--- start of Exercise inputs ---

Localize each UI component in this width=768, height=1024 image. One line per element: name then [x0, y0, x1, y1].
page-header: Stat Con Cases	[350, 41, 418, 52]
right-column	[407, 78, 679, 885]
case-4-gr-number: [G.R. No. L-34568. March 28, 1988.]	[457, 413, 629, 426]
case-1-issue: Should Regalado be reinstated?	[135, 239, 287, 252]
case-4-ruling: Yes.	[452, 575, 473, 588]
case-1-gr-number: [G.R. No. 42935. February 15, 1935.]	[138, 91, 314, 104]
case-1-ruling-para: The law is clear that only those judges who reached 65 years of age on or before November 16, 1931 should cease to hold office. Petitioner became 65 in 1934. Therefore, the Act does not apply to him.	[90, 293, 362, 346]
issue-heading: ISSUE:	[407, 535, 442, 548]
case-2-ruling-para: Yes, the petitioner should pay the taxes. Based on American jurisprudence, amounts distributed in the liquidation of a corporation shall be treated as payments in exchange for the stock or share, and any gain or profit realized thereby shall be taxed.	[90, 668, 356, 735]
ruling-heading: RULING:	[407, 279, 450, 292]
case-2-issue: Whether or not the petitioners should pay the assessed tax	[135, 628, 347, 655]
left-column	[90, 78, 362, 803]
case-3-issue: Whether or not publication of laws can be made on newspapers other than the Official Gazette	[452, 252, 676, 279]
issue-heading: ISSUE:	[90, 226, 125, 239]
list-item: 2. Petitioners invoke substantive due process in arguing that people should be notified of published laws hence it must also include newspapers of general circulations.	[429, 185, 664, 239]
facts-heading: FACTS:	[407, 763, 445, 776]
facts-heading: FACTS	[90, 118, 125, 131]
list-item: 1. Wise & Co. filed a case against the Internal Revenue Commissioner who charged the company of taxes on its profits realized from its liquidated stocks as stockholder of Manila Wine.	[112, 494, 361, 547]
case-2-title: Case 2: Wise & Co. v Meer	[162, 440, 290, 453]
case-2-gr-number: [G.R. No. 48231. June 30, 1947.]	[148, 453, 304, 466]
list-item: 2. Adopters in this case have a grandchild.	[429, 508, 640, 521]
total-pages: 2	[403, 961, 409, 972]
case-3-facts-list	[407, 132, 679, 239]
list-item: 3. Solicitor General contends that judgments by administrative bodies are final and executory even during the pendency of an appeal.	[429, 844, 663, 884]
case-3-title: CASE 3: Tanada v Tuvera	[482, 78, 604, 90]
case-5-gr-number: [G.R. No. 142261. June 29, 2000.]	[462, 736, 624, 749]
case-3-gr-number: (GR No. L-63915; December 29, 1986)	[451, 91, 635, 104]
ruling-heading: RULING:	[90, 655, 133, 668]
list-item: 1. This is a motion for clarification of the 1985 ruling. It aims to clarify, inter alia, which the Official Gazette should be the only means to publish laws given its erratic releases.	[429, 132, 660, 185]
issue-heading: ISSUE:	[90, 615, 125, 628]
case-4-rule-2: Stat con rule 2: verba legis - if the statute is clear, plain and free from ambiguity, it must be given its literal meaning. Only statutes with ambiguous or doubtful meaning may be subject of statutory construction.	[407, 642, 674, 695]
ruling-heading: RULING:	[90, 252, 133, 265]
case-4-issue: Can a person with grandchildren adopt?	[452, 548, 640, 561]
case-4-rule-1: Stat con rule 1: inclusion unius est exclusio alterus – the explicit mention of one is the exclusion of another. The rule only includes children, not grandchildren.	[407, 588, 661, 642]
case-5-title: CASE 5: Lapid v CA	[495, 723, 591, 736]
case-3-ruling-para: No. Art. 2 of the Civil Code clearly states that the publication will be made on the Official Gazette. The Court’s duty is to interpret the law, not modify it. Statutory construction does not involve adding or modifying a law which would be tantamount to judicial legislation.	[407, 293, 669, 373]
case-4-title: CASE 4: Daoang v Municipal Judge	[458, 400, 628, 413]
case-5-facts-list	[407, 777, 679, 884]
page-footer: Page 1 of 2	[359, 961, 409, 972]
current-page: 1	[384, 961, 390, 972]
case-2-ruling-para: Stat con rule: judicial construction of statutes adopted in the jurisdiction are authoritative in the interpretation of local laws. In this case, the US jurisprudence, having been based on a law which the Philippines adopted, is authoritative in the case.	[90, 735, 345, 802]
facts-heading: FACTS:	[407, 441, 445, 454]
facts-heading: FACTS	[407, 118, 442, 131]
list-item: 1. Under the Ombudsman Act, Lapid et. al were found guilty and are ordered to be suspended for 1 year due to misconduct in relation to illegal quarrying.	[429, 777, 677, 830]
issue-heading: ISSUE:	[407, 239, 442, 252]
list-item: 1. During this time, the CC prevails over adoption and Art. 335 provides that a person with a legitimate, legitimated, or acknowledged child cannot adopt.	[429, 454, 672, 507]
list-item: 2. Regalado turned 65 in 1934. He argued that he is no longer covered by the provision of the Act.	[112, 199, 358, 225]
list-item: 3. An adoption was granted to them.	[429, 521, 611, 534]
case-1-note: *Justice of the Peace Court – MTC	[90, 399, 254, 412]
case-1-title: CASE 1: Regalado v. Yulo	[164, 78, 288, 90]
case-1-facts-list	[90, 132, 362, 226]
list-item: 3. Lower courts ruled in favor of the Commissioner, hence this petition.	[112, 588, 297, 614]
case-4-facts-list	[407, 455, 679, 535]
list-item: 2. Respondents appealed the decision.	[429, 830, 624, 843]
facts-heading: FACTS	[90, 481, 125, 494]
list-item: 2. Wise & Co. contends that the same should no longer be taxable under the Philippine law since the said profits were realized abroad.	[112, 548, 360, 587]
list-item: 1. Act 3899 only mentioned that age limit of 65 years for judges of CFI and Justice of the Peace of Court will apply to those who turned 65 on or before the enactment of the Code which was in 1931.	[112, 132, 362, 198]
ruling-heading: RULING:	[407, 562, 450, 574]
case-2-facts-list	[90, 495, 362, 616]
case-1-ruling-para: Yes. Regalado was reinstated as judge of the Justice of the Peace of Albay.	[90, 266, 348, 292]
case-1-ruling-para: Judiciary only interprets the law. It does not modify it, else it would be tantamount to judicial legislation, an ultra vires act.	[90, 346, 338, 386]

--- end of Exercise inputs ---

Set problem:
List every line in the records above that contains the word "profits", and match its case exactly.

Written answer:
list-item: 1. Wise & Co. filed a case against the Internal Revenue Commissioner who charged the company of taxes on its profits realized from its liquidated stocks as stockholder of Manila Wine.	[112, 494, 361, 547]
list-item: 2. Wise & Co. contends that the same should no longer be taxable under the Philippine law since the said profits were realized abroad.	[112, 548, 360, 587]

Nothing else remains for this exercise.